--- start STORED RECORDS ---

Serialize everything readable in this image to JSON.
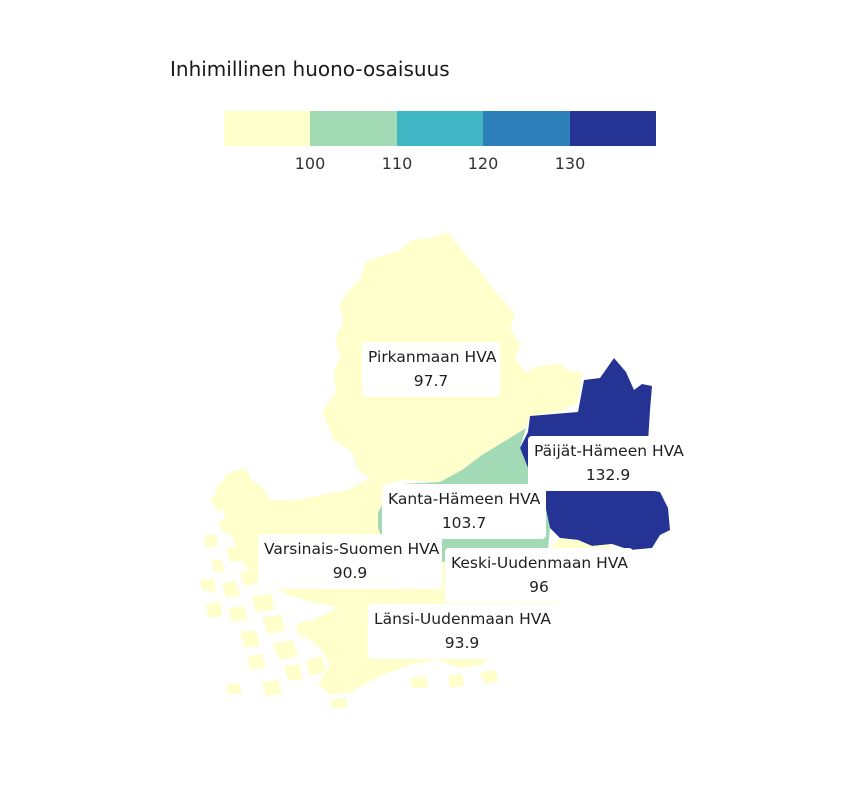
{
  "legend": {
    "title": "Inhimillinen huono-osaisuus",
    "colors": [
      "#ffffcc",
      "#a1dab4",
      "#41b6c4",
      "#2c7fb8",
      "#253494"
    ],
    "ticks": [
      "100",
      "110",
      "120",
      "130"
    ],
    "tick_values": [
      100,
      110,
      120,
      130
    ]
  },
  "regions": [
    {
      "name": "Pirkanmaan HVA",
      "value": "97.7",
      "color": "#ffffcc"
    },
    {
      "name": "Päijät-Hämeen HVA",
      "value": "132.9",
      "color": "#253494"
    },
    {
      "name": "Kanta-Hämeen HVA",
      "value": "103.7",
      "color": "#a1dab4"
    },
    {
      "name": "Varsinais-Suomen HVA",
      "value": "90.9",
      "color": "#ffffcc"
    },
    {
      "name": "Keski-Uudenmaan HVA",
      "value": "96",
      "color": "#ffffcc"
    },
    {
      "name": "Länsi-Uudenmaan HVA",
      "value": "93.9",
      "color": "#ffffcc"
    }
  ]
}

--- end STORED RECORDS ---

## TASK DESCRIPTION
Copy all of the entries verbatim, leaving out any pictures they contain.

## SOLVED PROBLEM
Serialize everything readable in this image to JSON.
{
  "legend": {
    "title": "Inhimillinen huono-osaisuus",
    "colors": [
      "#ffffcc",
      "#a1dab4",
      "#41b6c4",
      "#2c7fb8",
      "#253494"
    ],
    "ticks": [
      "100",
      "110",
      "120",
      "130"
    ],
    "tick_values": [
      100,
      110,
      120,
      130
    ]
  },
  "regions": [
    {
      "name": "Pirkanmaan HVA",
      "value": "97.7",
      "color": "#ffffcc"
    },
    {
      "name": "Päijät-Hämeen HVA",
      "value": "132.9",
      "color": "#253494"
    },
    {
      "name": "Kanta-Hämeen HVA",
      "value": "103.7",
      "color": "#a1dab4"
    },
    {
      "name": "Varsinais-Suomen HVA",
      "value": "90.9",
      "color": "#ffffcc"
    },
    {
      "name": "Keski-Uudenmaan HVA",
      "value": "96",
      "color": "#ffffcc"
    },
    {
      "name": "Länsi-Uudenmaan HVA",
      "value": "93.9",
      "color": "#ffffcc"
    }
  ]
}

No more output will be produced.